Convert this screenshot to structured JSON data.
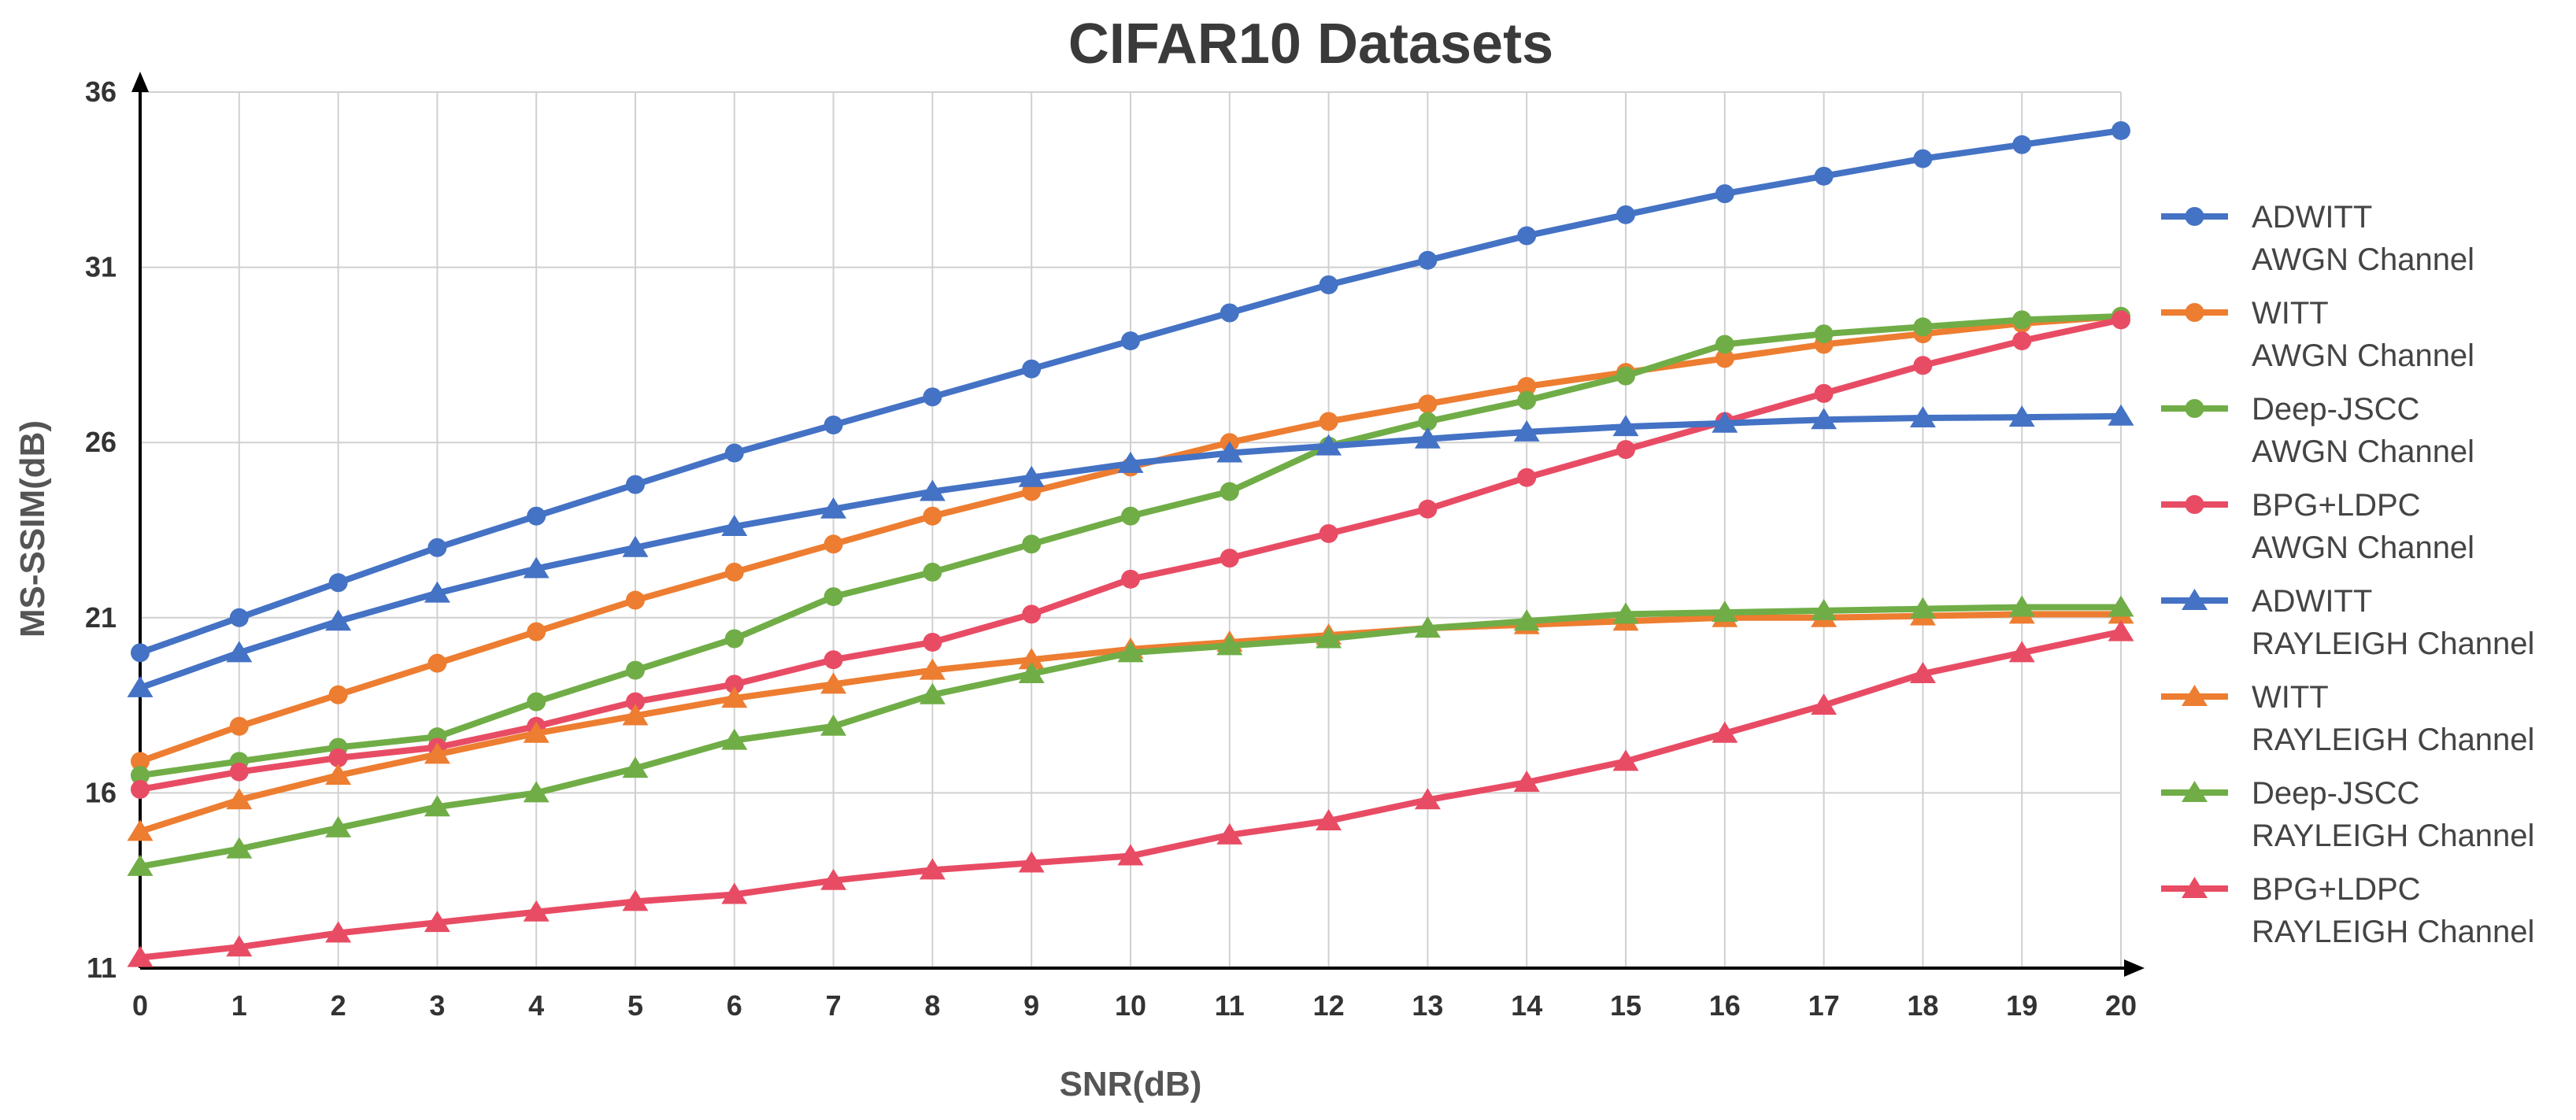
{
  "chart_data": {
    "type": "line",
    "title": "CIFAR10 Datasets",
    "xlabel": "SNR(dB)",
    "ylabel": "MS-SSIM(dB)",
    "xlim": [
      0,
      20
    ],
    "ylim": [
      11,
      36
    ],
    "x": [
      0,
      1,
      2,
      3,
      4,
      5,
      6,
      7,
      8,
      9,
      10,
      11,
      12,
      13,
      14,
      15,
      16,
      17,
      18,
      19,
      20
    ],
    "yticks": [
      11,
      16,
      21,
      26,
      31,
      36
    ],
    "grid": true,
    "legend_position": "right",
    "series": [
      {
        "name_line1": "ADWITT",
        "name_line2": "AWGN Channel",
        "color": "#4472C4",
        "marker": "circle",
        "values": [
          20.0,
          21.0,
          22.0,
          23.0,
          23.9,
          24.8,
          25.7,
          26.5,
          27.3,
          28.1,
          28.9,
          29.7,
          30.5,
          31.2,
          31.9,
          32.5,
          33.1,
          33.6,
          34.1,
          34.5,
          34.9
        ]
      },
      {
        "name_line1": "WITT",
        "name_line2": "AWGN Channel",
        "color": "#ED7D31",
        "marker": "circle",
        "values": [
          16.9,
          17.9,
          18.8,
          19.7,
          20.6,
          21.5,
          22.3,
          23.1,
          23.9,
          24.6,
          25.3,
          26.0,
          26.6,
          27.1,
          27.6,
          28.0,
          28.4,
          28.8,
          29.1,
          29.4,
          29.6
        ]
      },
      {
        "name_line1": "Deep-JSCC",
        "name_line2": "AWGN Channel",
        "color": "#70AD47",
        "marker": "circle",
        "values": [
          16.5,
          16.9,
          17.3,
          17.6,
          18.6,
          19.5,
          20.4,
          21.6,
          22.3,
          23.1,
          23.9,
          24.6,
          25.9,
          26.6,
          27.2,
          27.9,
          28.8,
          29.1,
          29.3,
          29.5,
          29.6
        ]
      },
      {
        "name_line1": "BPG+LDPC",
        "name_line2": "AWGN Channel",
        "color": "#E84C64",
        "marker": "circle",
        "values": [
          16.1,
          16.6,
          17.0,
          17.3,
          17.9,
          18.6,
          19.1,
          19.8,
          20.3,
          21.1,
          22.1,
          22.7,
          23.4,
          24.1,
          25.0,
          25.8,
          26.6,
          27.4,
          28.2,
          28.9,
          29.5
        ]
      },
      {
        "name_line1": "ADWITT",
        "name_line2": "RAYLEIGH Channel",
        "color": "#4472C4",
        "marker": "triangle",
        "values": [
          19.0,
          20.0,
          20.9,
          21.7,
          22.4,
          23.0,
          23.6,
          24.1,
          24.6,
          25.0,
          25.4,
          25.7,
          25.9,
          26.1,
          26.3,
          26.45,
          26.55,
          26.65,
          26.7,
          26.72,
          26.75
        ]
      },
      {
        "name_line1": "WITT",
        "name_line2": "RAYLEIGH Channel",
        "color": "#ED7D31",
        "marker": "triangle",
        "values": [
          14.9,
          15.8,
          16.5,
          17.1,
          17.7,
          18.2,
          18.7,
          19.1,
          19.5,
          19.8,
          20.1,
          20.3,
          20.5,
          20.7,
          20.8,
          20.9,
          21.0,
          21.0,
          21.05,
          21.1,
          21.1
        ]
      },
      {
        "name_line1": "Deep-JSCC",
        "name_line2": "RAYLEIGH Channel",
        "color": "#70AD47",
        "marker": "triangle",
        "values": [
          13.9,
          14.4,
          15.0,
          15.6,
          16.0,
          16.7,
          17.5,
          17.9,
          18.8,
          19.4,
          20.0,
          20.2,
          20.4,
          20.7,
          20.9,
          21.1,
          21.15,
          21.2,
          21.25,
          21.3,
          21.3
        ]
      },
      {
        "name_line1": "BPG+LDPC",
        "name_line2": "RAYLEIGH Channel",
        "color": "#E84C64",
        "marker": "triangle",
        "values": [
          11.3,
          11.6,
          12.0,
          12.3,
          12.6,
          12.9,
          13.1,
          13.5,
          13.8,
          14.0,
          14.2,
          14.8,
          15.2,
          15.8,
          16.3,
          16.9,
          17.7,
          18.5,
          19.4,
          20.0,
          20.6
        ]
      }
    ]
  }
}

§ PROBLEM TO SOLVE
Pictures are to be left out; repeat all the remaining data exactly.

§ RESPONSE TO THE TASK
Convert this screenshot to structured JSON data.
{
  "chart_data": {
    "type": "line",
    "title": "CIFAR10 Datasets",
    "xlabel": "SNR(dB)",
    "ylabel": "MS-SSIM(dB)",
    "xlim": [
      0,
      20
    ],
    "ylim": [
      11,
      36
    ],
    "x": [
      0,
      1,
      2,
      3,
      4,
      5,
      6,
      7,
      8,
      9,
      10,
      11,
      12,
      13,
      14,
      15,
      16,
      17,
      18,
      19,
      20
    ],
    "yticks": [
      11,
      16,
      21,
      26,
      31,
      36
    ],
    "grid": true,
    "legend_position": "right",
    "series": [
      {
        "name_line1": "ADWITT",
        "name_line2": "AWGN Channel",
        "color": "#4472C4",
        "marker": "circle",
        "values": [
          20.0,
          21.0,
          22.0,
          23.0,
          23.9,
          24.8,
          25.7,
          26.5,
          27.3,
          28.1,
          28.9,
          29.7,
          30.5,
          31.2,
          31.9,
          32.5,
          33.1,
          33.6,
          34.1,
          34.5,
          34.9
        ]
      },
      {
        "name_line1": "WITT",
        "name_line2": "AWGN Channel",
        "color": "#ED7D31",
        "marker": "circle",
        "values": [
          16.9,
          17.9,
          18.8,
          19.7,
          20.6,
          21.5,
          22.3,
          23.1,
          23.9,
          24.6,
          25.3,
          26.0,
          26.6,
          27.1,
          27.6,
          28.0,
          28.4,
          28.8,
          29.1,
          29.4,
          29.6
        ]
      },
      {
        "name_line1": "Deep-JSCC",
        "name_line2": "AWGN Channel",
        "color": "#70AD47",
        "marker": "circle",
        "values": [
          16.5,
          16.9,
          17.3,
          17.6,
          18.6,
          19.5,
          20.4,
          21.6,
          22.3,
          23.1,
          23.9,
          24.6,
          25.9,
          26.6,
          27.2,
          27.9,
          28.8,
          29.1,
          29.3,
          29.5,
          29.6
        ]
      },
      {
        "name_line1": "BPG+LDPC",
        "name_line2": "AWGN Channel",
        "color": "#E84C64",
        "marker": "circle",
        "values": [
          16.1,
          16.6,
          17.0,
          17.3,
          17.9,
          18.6,
          19.1,
          19.8,
          20.3,
          21.1,
          22.1,
          22.7,
          23.4,
          24.1,
          25.0,
          25.8,
          26.6,
          27.4,
          28.2,
          28.9,
          29.5
        ]
      },
      {
        "name_line1": "ADWITT",
        "name_line2": "RAYLEIGH Channel",
        "color": "#4472C4",
        "marker": "triangle",
        "values": [
          19.0,
          20.0,
          20.9,
          21.7,
          22.4,
          23.0,
          23.6,
          24.1,
          24.6,
          25.0,
          25.4,
          25.7,
          25.9,
          26.1,
          26.3,
          26.45,
          26.55,
          26.65,
          26.7,
          26.72,
          26.75
        ]
      },
      {
        "name_line1": "WITT",
        "name_line2": "RAYLEIGH Channel",
        "color": "#ED7D31",
        "marker": "triangle",
        "values": [
          14.9,
          15.8,
          16.5,
          17.1,
          17.7,
          18.2,
          18.7,
          19.1,
          19.5,
          19.8,
          20.1,
          20.3,
          20.5,
          20.7,
          20.8,
          20.9,
          21.0,
          21.0,
          21.05,
          21.1,
          21.1
        ]
      },
      {
        "name_line1": "Deep-JSCC",
        "name_line2": "RAYLEIGH Channel",
        "color": "#70AD47",
        "marker": "triangle",
        "values": [
          13.9,
          14.4,
          15.0,
          15.6,
          16.0,
          16.7,
          17.5,
          17.9,
          18.8,
          19.4,
          20.0,
          20.2,
          20.4,
          20.7,
          20.9,
          21.1,
          21.15,
          21.2,
          21.25,
          21.3,
          21.3
        ]
      },
      {
        "name_line1": "BPG+LDPC",
        "name_line2": "RAYLEIGH Channel",
        "color": "#E84C64",
        "marker": "triangle",
        "values": [
          11.3,
          11.6,
          12.0,
          12.3,
          12.6,
          12.9,
          13.1,
          13.5,
          13.8,
          14.0,
          14.2,
          14.8,
          15.2,
          15.8,
          16.3,
          16.9,
          17.7,
          18.5,
          19.4,
          20.0,
          20.6
        ]
      }
    ]
  }
}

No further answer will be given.